### Task prompt
Copy every line that holds "xlabel".

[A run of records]
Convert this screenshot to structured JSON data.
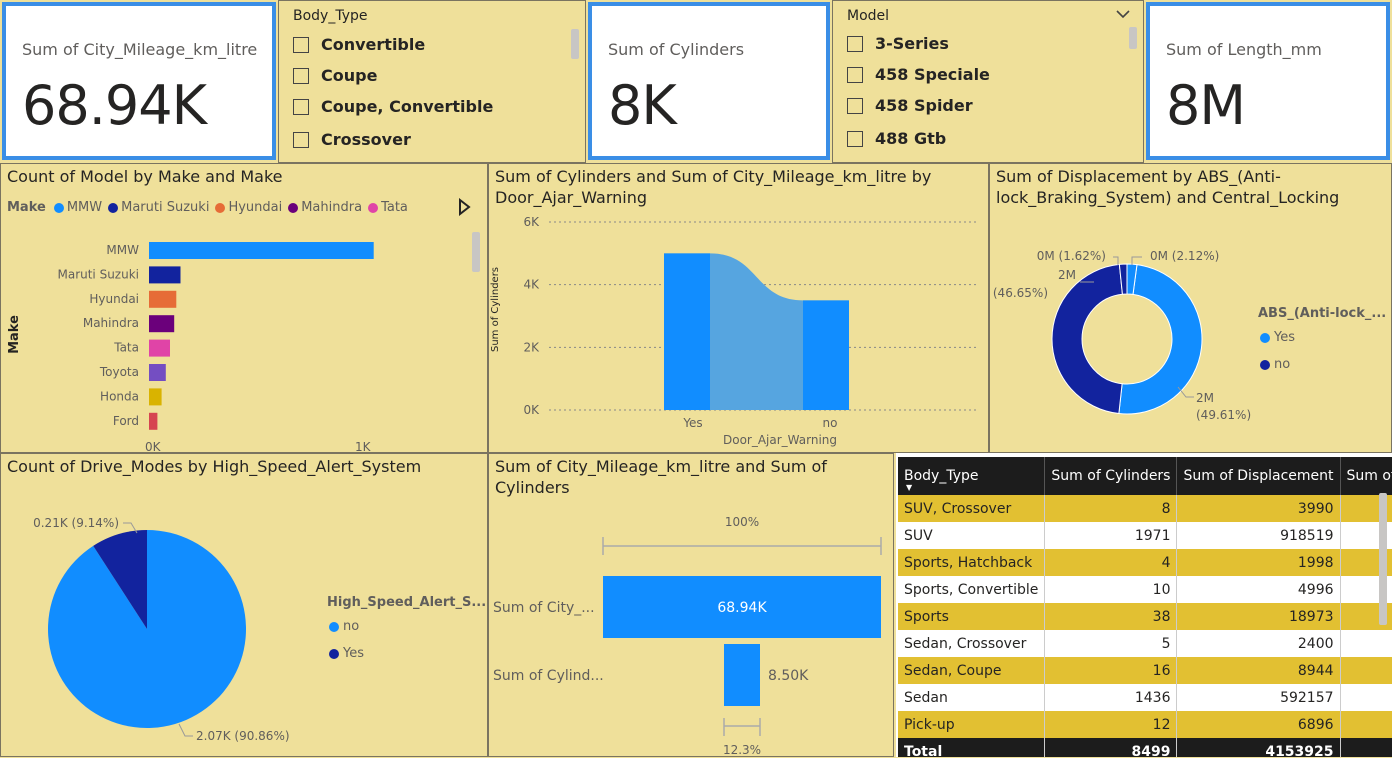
{
  "cards": [
    {
      "label": "Sum of City_Mileage_km_litre",
      "value": "68.94K"
    },
    {
      "label": "Sum of Cylinders",
      "value": "8K"
    },
    {
      "label": "Sum of Length_mm",
      "value": "8M"
    }
  ],
  "slicer_body_type": {
    "title": "Body_Type",
    "items": [
      "Convertible",
      "Coupe",
      "Coupe, Convertible",
      "Crossover"
    ]
  },
  "slicer_model": {
    "title": "Model",
    "items": [
      "3-Series",
      "458 Speciale",
      "458 Spider",
      "488 Gtb"
    ]
  },
  "bar_make": {
    "title": "Count of Model by Make and Make",
    "legend_title": "Make",
    "legend": [
      {
        "name": "MMW",
        "color": "#118dff"
      },
      {
        "name": "Maruti Suzuki",
        "color": "#12239e"
      },
      {
        "name": "Hyundai",
        "color": "#e66c37"
      },
      {
        "name": "Mahindra",
        "color": "#6b007b"
      },
      {
        "name": "Tata",
        "color": "#e044a7"
      }
    ],
    "ylabel": "Make",
    "xticks": [
      "0K",
      "1K"
    ]
  },
  "ribbon": {
    "title": "Sum of Cylinders and Sum of City_Mileage_km_litre by Door_Ajar_Warning",
    "ylabel": "Sum of Cylinders",
    "xlabel": "Door_Ajar_Warning",
    "yticks": [
      "6K",
      "4K",
      "2K",
      "0K"
    ]
  },
  "donut": {
    "title": "Sum of Displacement by ABS_(Anti-lock_Braking_System) and Central_Locking",
    "legend_title": "ABS_(Anti-lock_...",
    "legend": [
      {
        "name": "Yes",
        "color": "#118dff"
      },
      {
        "name": "no",
        "color": "#12239e"
      }
    ],
    "labels": [
      "0M (1.62%)",
      "0M (2.12%)",
      "2M",
      "(46.65%)",
      "2M",
      "(49.61%)"
    ]
  },
  "pie": {
    "title": "Count of Drive_Modes by High_Speed_Alert_System",
    "legend_title": "High_Speed_Alert_S...",
    "legend": [
      {
        "name": "no",
        "color": "#118dff"
      },
      {
        "name": "Yes",
        "color": "#12239e"
      }
    ],
    "labels": [
      "0.21K (9.14%)",
      "2.07K (90.86%)"
    ]
  },
  "funnel": {
    "title": "Sum of City_Mileage_km_litre and Sum of Cylinders",
    "top_pct": "100%",
    "rows": [
      {
        "label": "Sum of City_...",
        "value_label": "68.94K"
      },
      {
        "label": "Sum of Cylind...",
        "value_label": "8.50K"
      }
    ],
    "bottom_pct": "12.3%"
  },
  "chart_data": [
    {
      "type": "bar",
      "title": "Count of Model by Make and Make",
      "ylabel": "Make",
      "categories": [
        "MMW",
        "Maruti Suzuki",
        "Hyundai",
        "Mahindra",
        "Tata",
        "Toyota",
        "Honda",
        "Ford"
      ],
      "values": [
        1070,
        150,
        130,
        120,
        100,
        80,
        60,
        40
      ],
      "colors": [
        "#118dff",
        "#12239e",
        "#e66c37",
        "#6b007b",
        "#e044a7",
        "#744ec2",
        "#d9b300",
        "#d64550"
      ],
      "xlim": [
        0,
        1200
      ]
    },
    {
      "type": "bar",
      "title": "Sum of Cylinders and Sum of City_Mileage_km_litre by Door_Ajar_Warning",
      "xlabel": "Door_Ajar_Warning",
      "ylabel": "Sum of Cylinders",
      "categories": [
        "Yes",
        "no"
      ],
      "series": [
        {
          "values": [
            5000,
            3500
          ]
        }
      ],
      "ylim": [
        0,
        6000
      ]
    },
    {
      "type": "pie",
      "title": "Sum of Displacement by ABS_(Anti-lock_Braking_System) and Central_Locking",
      "slices": [
        {
          "name": "Yes",
          "value": 49.61,
          "color": "#118dff"
        },
        {
          "name": "no",
          "value": 46.65,
          "color": "#12239e"
        },
        {
          "name": "no",
          "value": 1.62,
          "color": "#12239e"
        },
        {
          "name": "Yes",
          "value": 2.12,
          "color": "#118dff"
        }
      ]
    },
    {
      "type": "pie",
      "title": "Count of Drive_Modes by High_Speed_Alert_System",
      "slices": [
        {
          "name": "no",
          "value": 2.07,
          "pct": 90.86,
          "color": "#118dff"
        },
        {
          "name": "Yes",
          "value": 0.21,
          "pct": 9.14,
          "color": "#12239e"
        }
      ]
    },
    {
      "type": "bar",
      "title": "Sum of City_Mileage_km_litre and Sum of Cylinders",
      "categories": [
        "Sum of City_Mileage_km_litre",
        "Sum of Cylinders"
      ],
      "values": [
        68940,
        8500
      ]
    }
  ],
  "matrix": {
    "columns": [
      "Body_Type",
      "Sum of Cylinders",
      "Sum of Displacement",
      "Sum of Fue"
    ],
    "rows": [
      [
        "SUV, Crossover",
        "8",
        "3990"
      ],
      [
        "SUV",
        "1971",
        "918519"
      ],
      [
        "Sports, Hatchback",
        "4",
        "1998"
      ],
      [
        "Sports, Convertible",
        "10",
        "4996"
      ],
      [
        "Sports",
        "38",
        "18973"
      ],
      [
        "Sedan, Crossover",
        "5",
        "2400"
      ],
      [
        "Sedan, Coupe",
        "16",
        "8944"
      ],
      [
        "Sedan",
        "1436",
        "592157"
      ],
      [
        "Pick-up",
        "12",
        "6896"
      ]
    ],
    "total": [
      "Total",
      "8499",
      "4153925"
    ]
  }
}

### Correct result
    "xlabel": "Door_Ajar_Warning",
      "xlabel": "Door_Ajar_Warning",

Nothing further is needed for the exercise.